- **WHAT TO PRODUCE**
Would you quote every entry exactly, dropping only the pictures?

begin EXCERPTED DATA

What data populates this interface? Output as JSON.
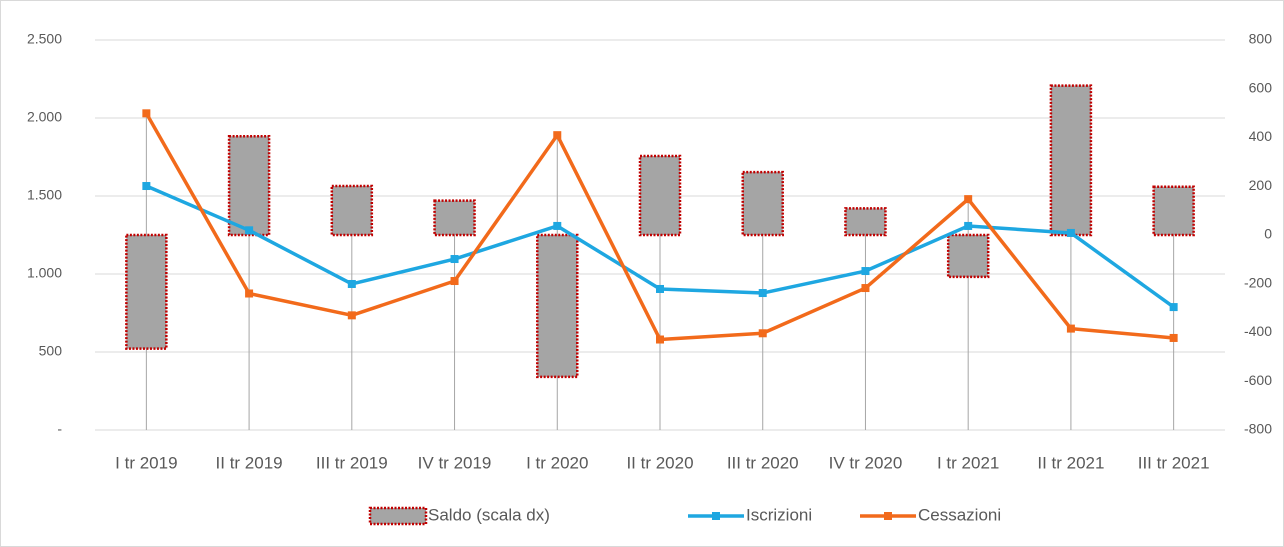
{
  "chart_data": {
    "type": "combo",
    "categories": [
      "I tr 2019",
      "II tr 2019",
      "III tr 2019",
      "IV tr 2019",
      "I tr 2020",
      "II tr 2020",
      "III tr 2020",
      "IV tr 2020",
      "I tr 2021",
      "II tr 2021",
      "III tr 2021"
    ],
    "series": [
      {
        "name": "Saldo (scala dx)",
        "type": "bar",
        "axis": "y2",
        "color": "#a5a5a5",
        "border_color": "#c00000",
        "values": [
          -466,
          405,
          201,
          141,
          -582,
          324,
          258,
          109,
          -172,
          613,
          198
        ]
      },
      {
        "name": "Iscrizioni",
        "type": "line",
        "color": "#1ea7e1",
        "values": [
          1564,
          1280,
          936,
          1096,
          1308,
          904,
          878,
          1019,
          1308,
          1263,
          788
        ]
      },
      {
        "name": "Cessazioni",
        "type": "line",
        "color": "#f26a1b",
        "values": [
          2030,
          875,
          735,
          955,
          1890,
          580,
          620,
          910,
          1480,
          650,
          590
        ]
      }
    ],
    "ylim": [
      0,
      2500
    ],
    "yticks": [
      {
        "value": 0,
        "label": "-"
      },
      500,
      {
        "value": 1000,
        "label": "1.000"
      },
      {
        "value": 1500,
        "label": "1.500"
      },
      {
        "value": 2000,
        "label": "2.000"
      },
      {
        "value": 2500,
        "label": "2.500"
      }
    ],
    "y2lim": [
      -800,
      800
    ],
    "y2ticks": [
      -800,
      -600,
      -400,
      -200,
      0,
      200,
      400,
      600,
      800
    ],
    "grid": true,
    "legend": "bottom"
  }
}
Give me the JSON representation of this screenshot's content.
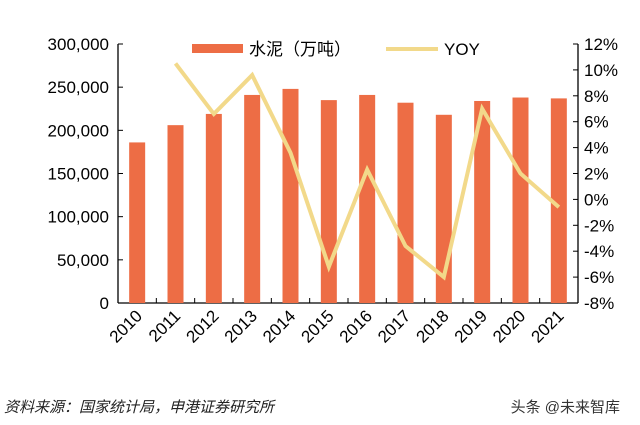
{
  "chart_data": {
    "type": "bar+line",
    "categories": [
      "2010",
      "2011",
      "2012",
      "2013",
      "2014",
      "2015",
      "2016",
      "2017",
      "2018",
      "2019",
      "2020",
      "2021"
    ],
    "series": [
      {
        "name": "水泥（万吨）",
        "type": "bar",
        "axis": "left",
        "color": "#ED6D45",
        "values": [
          186000,
          206000,
          219000,
          241000,
          248000,
          235000,
          241000,
          232000,
          218000,
          234000,
          238000,
          237000
        ]
      },
      {
        "name": "YOY",
        "type": "line",
        "axis": "right",
        "color": "#F2D98A",
        "values": [
          null,
          10.5,
          6.6,
          9.6,
          3.6,
          -5.2,
          2.3,
          -3.6,
          -6.0,
          7.0,
          2.0,
          -0.6
        ]
      }
    ],
    "left_axis": {
      "ylim": [
        0,
        300000
      ],
      "ticks": [
        "0",
        "50,000",
        "100,000",
        "150,000",
        "200,000",
        "250,000",
        "300,000"
      ]
    },
    "right_axis": {
      "ylim": [
        -8,
        12
      ],
      "ticks": [
        "-8%",
        "-6%",
        "-4%",
        "-2%",
        "0%",
        "2%",
        "4%",
        "6%",
        "8%",
        "10%",
        "12%"
      ]
    },
    "legend": "top-center",
    "grid": false
  },
  "footer": {
    "source": "资料来源：国家统计局，申港证券研究所",
    "watermark": "头条 @未来智库"
  }
}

end EXCERPTED DATA

- **FULL RESPONSE**
What data populates this interface? Output as JSON.
{
  "chart_data": {
    "type": "combo",
    "categories": [
      "I tr 2019",
      "II tr 2019",
      "III tr 2019",
      "IV tr 2019",
      "I tr 2020",
      "II tr 2020",
      "III tr 2020",
      "IV tr 2020",
      "I tr 2021",
      "II tr 2021",
      "III tr 2021"
    ],
    "series": [
      {
        "name": "Saldo (scala dx)",
        "type": "bar",
        "axis": "y2",
        "color": "#a5a5a5",
        "border_color": "#c00000",
        "values": [
          -466,
          405,
          201,
          141,
          -582,
          324,
          258,
          109,
          -172,
          613,
          198
        ]
      },
      {
        "name": "Iscrizioni",
        "type": "line",
        "color": "#1ea7e1",
        "values": [
          1564,
          1280,
          936,
          1096,
          1308,
          904,
          878,
          1019,
          1308,
          1263,
          788
        ]
      },
      {
        "name": "Cessazioni",
        "type": "line",
        "color": "#f26a1b",
        "values": [
          2030,
          875,
          735,
          955,
          1890,
          580,
          620,
          910,
          1480,
          650,
          590
        ]
      }
    ],
    "ylim": [
      0,
      2500
    ],
    "yticks": [
      {
        "value": 0,
        "label": "-"
      },
      500,
      {
        "value": 1000,
        "label": "1.000"
      },
      {
        "value": 1500,
        "label": "1.500"
      },
      {
        "value": 2000,
        "label": "2.000"
      },
      {
        "value": 2500,
        "label": "2.500"
      }
    ],
    "y2lim": [
      -800,
      800
    ],
    "y2ticks": [
      -800,
      -600,
      -400,
      -200,
      0,
      200,
      400,
      600,
      800
    ],
    "grid": true,
    "legend": "bottom"
  }
}
Give me the JSON representation of this screenshot's content.
{
  "chart_data": {
    "type": "bar+line",
    "categories": [
      "2010",
      "2011",
      "2012",
      "2013",
      "2014",
      "2015",
      "2016",
      "2017",
      "2018",
      "2019",
      "2020",
      "2021"
    ],
    "series": [
      {
        "name": "水泥（万吨）",
        "type": "bar",
        "axis": "left",
        "color": "#ED6D45",
        "values": [
          186000,
          206000,
          219000,
          241000,
          248000,
          235000,
          241000,
          232000,
          218000,
          234000,
          238000,
          237000
        ]
      },
      {
        "name": "YOY",
        "type": "line",
        "axis": "right",
        "color": "#F2D98A",
        "values": [
          null,
          10.5,
          6.6,
          9.6,
          3.6,
          -5.2,
          2.3,
          -3.6,
          -6.0,
          7.0,
          2.0,
          -0.6
        ]
      }
    ],
    "left_axis": {
      "ylim": [
        0,
        300000
      ],
      "ticks": [
        "0",
        "50,000",
        "100,000",
        "150,000",
        "200,000",
        "250,000",
        "300,000"
      ]
    },
    "right_axis": {
      "ylim": [
        -8,
        12
      ],
      "ticks": [
        "-8%",
        "-6%",
        "-4%",
        "-2%",
        "0%",
        "2%",
        "4%",
        "6%",
        "8%",
        "10%",
        "12%"
      ]
    },
    "legend": "top-center",
    "grid": false
  },
  "footer": {
    "source": "资料来源：国家统计局，申港证券研究所",
    "watermark": "头条 @未来智库"
  }
}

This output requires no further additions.